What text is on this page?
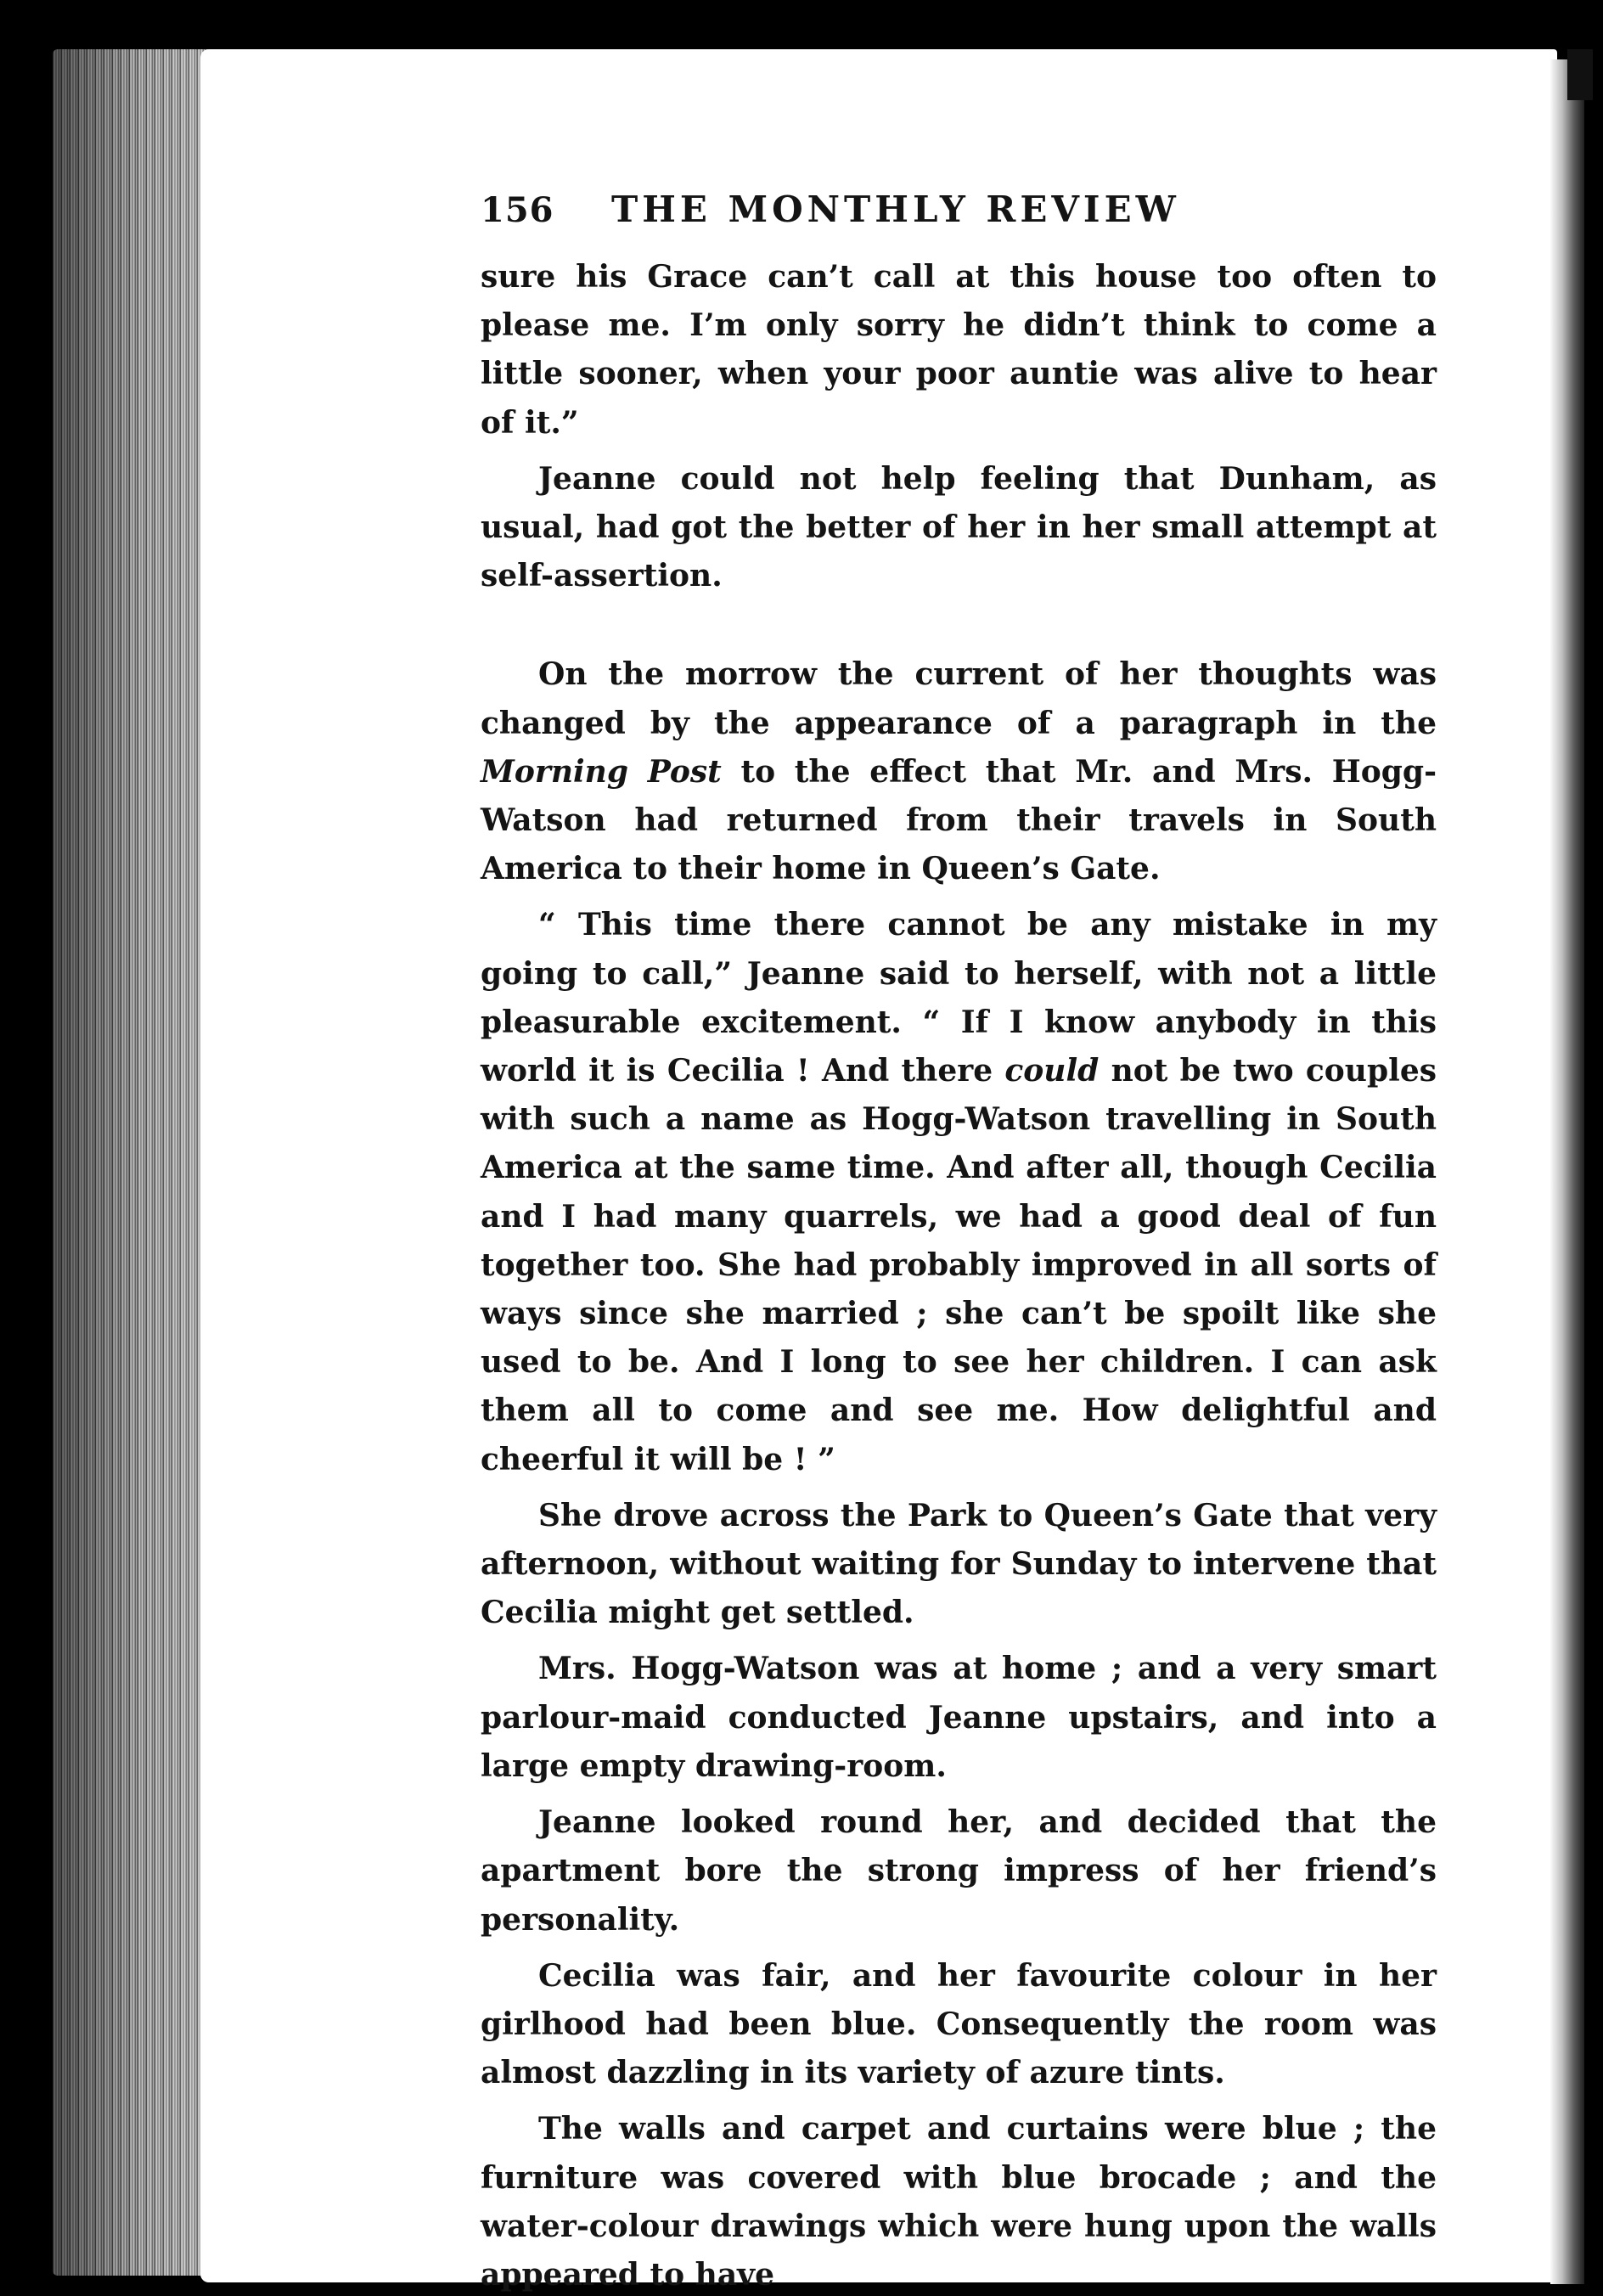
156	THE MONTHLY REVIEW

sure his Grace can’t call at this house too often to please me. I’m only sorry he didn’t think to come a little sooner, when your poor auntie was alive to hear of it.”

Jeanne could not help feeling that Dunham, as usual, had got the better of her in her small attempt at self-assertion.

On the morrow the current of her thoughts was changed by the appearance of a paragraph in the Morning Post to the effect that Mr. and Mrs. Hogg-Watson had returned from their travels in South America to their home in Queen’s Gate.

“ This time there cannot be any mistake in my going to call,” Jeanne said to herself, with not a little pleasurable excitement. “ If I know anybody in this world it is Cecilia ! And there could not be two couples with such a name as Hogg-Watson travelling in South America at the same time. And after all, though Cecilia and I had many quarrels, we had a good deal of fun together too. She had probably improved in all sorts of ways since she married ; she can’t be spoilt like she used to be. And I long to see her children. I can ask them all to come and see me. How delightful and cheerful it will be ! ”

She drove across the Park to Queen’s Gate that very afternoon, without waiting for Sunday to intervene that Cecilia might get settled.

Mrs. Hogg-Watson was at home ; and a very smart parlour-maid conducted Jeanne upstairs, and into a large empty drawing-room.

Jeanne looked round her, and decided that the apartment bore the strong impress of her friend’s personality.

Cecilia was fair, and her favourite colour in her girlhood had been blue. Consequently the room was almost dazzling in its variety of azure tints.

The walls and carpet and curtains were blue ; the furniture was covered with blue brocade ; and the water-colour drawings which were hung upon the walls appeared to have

━━━━━━━━━━━━━━━━━━━━━━━━━━━━━━

• _What you should do_
Filter the records for lines holding the string "that". Copy each one.

• _Task response_
Jeanne could not help feeling that Dunham, as usual, had got the better of her in her small attempt at self-assertion.
On the morrow the current of her thoughts was changed by the appearance of a paragraph in the Morning Post to the effect that Mr. and Mrs. Hogg-Watson had returned from their travels in South America to their home in Queen’s Gate.
She drove across the Park to Queen’s Gate that very afternoon, without waiting for Sunday to intervene that Cecilia might get settled.
Jeanne looked round her, and decided that the apartment bore the strong impress of her friend’s personality.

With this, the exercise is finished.